# Task objective
Count each line below that has the word "from" in it, and give only the total.

---------- The records ----------

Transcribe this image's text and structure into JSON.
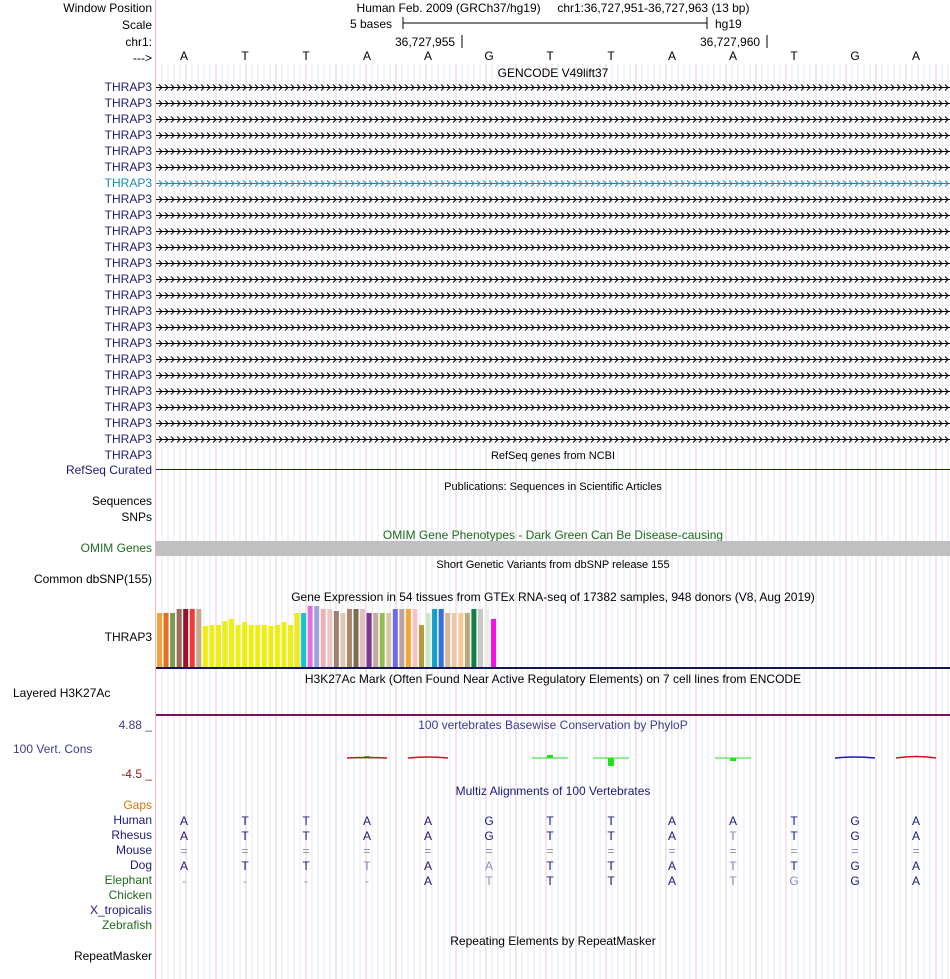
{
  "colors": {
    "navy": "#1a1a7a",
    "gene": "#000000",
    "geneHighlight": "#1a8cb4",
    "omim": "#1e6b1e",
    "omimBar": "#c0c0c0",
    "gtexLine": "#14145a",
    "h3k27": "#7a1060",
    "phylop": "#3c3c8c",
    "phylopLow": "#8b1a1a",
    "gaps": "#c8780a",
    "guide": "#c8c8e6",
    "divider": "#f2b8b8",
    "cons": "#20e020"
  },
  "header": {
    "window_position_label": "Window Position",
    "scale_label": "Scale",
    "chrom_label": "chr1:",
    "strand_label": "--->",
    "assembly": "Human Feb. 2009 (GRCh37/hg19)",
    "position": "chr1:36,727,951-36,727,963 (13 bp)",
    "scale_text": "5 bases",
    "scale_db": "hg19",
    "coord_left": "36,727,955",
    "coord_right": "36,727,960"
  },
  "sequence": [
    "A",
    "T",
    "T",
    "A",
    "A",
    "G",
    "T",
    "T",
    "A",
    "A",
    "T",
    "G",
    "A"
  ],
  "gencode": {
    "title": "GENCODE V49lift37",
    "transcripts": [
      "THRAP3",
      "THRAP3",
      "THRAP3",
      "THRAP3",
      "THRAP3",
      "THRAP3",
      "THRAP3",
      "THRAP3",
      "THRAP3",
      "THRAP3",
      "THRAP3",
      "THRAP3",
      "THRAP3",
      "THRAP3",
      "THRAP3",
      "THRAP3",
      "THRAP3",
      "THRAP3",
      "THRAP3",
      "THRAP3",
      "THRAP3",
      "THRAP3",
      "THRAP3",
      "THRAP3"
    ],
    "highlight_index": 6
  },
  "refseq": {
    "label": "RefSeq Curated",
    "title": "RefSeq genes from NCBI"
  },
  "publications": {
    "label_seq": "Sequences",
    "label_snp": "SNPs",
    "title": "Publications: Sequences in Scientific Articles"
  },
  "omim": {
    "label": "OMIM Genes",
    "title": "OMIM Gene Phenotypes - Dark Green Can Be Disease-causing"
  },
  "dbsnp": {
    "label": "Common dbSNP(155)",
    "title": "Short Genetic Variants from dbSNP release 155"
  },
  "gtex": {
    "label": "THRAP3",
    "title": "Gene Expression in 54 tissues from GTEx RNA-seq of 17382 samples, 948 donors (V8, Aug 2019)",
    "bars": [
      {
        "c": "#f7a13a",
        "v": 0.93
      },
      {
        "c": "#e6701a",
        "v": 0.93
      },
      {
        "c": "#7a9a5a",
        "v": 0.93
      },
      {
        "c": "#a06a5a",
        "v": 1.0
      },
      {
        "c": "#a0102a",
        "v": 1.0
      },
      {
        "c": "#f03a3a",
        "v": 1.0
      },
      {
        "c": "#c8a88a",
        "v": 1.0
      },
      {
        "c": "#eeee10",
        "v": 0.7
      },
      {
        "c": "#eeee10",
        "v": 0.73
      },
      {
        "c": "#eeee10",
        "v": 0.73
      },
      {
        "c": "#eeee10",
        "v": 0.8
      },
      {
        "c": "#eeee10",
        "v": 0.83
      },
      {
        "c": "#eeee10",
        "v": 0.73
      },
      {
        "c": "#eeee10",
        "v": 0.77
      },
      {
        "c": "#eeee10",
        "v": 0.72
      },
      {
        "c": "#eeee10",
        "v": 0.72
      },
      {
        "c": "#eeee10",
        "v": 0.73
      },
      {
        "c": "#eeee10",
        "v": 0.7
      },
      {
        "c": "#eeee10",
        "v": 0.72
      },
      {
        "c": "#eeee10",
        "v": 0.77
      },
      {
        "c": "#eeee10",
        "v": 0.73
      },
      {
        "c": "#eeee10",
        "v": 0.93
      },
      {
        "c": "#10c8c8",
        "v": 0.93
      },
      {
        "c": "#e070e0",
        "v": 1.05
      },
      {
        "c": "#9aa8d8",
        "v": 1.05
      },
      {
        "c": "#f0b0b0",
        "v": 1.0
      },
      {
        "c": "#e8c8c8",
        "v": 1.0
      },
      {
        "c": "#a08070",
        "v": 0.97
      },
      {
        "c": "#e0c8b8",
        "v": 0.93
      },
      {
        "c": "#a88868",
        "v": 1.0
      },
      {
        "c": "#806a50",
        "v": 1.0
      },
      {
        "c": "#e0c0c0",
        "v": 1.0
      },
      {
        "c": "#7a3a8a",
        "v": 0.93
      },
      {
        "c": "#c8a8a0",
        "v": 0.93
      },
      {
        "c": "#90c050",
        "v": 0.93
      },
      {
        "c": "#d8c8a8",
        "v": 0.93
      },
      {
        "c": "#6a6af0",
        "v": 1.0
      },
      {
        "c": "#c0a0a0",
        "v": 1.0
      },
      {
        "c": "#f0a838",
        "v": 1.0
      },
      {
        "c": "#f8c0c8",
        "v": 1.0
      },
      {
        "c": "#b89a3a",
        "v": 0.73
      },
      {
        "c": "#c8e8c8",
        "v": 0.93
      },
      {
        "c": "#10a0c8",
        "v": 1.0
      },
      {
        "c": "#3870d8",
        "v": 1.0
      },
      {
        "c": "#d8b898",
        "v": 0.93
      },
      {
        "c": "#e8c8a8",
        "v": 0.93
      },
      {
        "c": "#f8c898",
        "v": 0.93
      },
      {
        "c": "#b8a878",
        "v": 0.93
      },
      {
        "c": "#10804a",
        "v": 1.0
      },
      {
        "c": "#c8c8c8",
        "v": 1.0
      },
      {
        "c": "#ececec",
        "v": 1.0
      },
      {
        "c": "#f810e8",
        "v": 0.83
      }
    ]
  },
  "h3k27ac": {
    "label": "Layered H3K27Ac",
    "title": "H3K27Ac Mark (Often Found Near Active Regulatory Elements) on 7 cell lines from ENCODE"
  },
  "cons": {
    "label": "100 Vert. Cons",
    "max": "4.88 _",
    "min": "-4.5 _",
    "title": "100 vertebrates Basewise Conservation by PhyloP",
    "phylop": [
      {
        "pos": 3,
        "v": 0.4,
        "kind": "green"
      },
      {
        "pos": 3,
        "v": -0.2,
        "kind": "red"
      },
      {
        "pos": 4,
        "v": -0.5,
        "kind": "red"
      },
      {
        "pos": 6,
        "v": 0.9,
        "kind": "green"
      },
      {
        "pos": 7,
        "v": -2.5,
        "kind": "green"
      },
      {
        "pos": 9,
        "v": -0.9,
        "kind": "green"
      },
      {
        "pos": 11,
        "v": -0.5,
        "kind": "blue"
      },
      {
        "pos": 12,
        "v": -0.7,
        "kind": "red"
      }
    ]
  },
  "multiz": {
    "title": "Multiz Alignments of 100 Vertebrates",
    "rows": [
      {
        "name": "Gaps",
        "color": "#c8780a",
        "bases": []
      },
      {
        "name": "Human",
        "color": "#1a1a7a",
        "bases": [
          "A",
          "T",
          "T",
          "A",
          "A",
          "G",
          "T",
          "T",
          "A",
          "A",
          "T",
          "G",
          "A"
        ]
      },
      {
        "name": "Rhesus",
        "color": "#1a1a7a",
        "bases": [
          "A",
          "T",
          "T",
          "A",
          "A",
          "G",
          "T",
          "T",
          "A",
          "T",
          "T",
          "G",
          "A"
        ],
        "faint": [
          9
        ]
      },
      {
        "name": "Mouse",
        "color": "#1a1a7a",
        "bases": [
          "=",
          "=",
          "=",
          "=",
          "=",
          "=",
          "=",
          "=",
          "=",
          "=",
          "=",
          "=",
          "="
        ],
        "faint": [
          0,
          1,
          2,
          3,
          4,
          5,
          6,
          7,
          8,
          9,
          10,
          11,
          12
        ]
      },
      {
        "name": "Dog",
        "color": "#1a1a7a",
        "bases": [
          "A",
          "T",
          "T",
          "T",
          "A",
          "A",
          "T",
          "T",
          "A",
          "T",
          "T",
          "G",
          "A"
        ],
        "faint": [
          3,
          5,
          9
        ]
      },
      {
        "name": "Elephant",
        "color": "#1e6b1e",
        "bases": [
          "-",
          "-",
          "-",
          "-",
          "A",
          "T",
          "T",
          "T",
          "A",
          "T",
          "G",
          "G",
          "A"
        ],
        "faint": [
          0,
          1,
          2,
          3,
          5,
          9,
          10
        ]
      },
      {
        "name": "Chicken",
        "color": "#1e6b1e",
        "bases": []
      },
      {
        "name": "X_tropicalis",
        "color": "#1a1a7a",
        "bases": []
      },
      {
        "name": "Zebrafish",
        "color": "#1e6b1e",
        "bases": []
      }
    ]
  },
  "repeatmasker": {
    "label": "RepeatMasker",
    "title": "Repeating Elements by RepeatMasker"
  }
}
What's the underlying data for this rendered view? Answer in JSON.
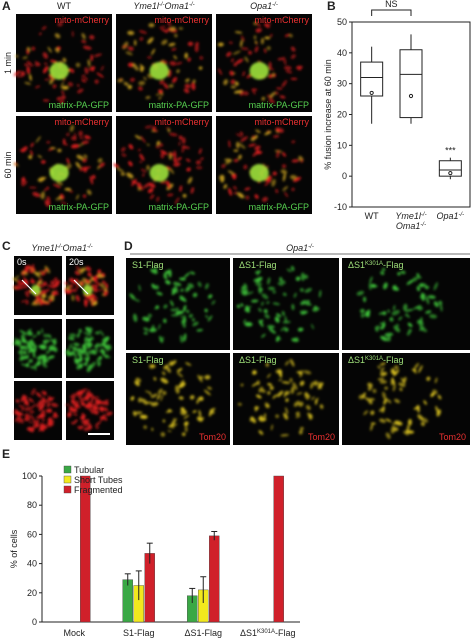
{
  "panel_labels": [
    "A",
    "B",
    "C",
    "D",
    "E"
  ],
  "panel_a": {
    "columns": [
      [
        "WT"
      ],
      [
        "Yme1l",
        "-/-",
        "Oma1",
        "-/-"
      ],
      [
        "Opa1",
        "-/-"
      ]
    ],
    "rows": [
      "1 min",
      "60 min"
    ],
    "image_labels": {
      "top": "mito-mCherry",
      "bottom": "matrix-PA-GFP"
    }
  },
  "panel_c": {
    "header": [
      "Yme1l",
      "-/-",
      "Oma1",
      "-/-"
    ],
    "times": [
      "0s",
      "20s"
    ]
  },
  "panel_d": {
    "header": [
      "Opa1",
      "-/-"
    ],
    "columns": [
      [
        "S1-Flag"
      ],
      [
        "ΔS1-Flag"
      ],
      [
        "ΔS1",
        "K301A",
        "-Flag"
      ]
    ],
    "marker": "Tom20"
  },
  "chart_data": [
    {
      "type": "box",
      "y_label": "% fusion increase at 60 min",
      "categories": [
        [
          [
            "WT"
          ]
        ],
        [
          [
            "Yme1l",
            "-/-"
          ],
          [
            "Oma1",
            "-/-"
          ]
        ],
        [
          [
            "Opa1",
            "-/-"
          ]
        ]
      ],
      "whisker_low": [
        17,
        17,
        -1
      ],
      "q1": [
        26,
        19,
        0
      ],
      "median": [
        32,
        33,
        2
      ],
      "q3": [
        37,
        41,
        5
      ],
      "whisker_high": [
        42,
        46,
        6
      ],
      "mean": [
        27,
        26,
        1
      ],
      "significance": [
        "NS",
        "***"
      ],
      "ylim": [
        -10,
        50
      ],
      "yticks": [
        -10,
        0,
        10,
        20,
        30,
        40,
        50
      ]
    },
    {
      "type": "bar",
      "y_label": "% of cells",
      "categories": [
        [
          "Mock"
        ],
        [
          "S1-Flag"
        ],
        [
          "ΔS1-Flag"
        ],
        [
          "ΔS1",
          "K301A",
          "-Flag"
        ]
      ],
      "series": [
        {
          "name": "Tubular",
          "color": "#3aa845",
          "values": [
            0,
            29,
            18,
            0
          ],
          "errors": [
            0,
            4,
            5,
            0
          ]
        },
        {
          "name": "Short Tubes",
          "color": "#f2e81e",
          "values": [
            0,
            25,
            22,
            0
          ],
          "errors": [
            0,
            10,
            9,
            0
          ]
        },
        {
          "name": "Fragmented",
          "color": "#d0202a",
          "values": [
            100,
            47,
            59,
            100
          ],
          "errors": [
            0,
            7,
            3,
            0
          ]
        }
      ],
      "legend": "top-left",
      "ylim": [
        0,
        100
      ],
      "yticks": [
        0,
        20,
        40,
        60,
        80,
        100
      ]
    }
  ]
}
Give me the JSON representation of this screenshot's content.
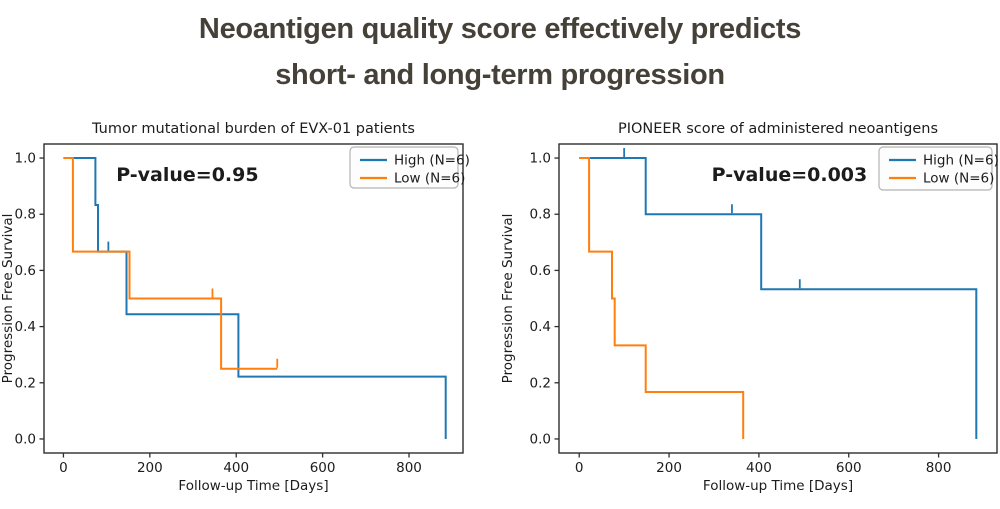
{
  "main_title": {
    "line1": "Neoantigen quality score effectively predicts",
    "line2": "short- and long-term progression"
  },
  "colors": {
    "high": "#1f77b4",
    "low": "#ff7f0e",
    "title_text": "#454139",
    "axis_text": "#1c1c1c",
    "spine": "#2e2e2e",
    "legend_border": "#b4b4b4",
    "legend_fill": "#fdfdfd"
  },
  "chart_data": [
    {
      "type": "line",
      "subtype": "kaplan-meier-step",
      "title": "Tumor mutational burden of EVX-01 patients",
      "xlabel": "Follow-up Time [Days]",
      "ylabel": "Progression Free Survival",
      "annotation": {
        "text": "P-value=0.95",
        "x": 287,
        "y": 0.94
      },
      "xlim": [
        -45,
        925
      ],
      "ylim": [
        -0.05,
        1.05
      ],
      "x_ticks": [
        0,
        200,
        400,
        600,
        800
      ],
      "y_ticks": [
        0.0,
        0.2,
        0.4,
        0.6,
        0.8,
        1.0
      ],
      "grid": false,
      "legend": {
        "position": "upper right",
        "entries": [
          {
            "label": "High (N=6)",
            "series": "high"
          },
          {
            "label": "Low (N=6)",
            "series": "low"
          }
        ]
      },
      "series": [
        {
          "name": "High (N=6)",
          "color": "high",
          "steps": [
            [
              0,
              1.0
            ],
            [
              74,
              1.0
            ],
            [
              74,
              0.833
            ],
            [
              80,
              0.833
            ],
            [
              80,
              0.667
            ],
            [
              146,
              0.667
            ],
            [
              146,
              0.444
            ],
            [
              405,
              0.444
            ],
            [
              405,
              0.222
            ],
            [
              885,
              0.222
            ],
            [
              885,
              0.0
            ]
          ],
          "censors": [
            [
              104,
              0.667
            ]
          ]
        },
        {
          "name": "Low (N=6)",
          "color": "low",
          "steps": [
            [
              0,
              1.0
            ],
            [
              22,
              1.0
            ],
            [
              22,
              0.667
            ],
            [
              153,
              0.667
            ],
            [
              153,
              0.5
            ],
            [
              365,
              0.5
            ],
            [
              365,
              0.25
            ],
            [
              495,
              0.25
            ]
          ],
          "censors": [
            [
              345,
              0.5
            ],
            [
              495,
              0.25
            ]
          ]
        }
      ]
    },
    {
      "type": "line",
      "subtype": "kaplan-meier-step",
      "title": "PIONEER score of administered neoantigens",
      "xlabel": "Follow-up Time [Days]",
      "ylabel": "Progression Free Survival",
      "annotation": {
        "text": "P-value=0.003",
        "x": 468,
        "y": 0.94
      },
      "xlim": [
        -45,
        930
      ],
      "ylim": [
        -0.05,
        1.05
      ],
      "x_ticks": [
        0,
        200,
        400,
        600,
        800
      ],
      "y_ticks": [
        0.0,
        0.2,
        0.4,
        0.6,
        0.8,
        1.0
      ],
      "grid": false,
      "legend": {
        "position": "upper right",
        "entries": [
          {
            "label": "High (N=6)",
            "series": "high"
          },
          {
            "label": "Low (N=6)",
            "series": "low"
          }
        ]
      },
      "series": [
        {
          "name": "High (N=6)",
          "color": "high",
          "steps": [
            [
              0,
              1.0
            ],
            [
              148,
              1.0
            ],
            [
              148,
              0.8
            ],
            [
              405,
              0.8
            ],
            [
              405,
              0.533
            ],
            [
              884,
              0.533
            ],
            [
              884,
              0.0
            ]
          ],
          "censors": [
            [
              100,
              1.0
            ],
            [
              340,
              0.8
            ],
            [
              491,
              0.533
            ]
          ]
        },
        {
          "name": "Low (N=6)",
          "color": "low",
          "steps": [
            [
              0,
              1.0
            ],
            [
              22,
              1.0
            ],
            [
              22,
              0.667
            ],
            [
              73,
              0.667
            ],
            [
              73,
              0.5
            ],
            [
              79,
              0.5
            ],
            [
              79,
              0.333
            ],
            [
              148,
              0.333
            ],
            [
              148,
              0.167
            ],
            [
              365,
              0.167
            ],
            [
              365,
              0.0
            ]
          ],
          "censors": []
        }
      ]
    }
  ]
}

----------

# Expected output
4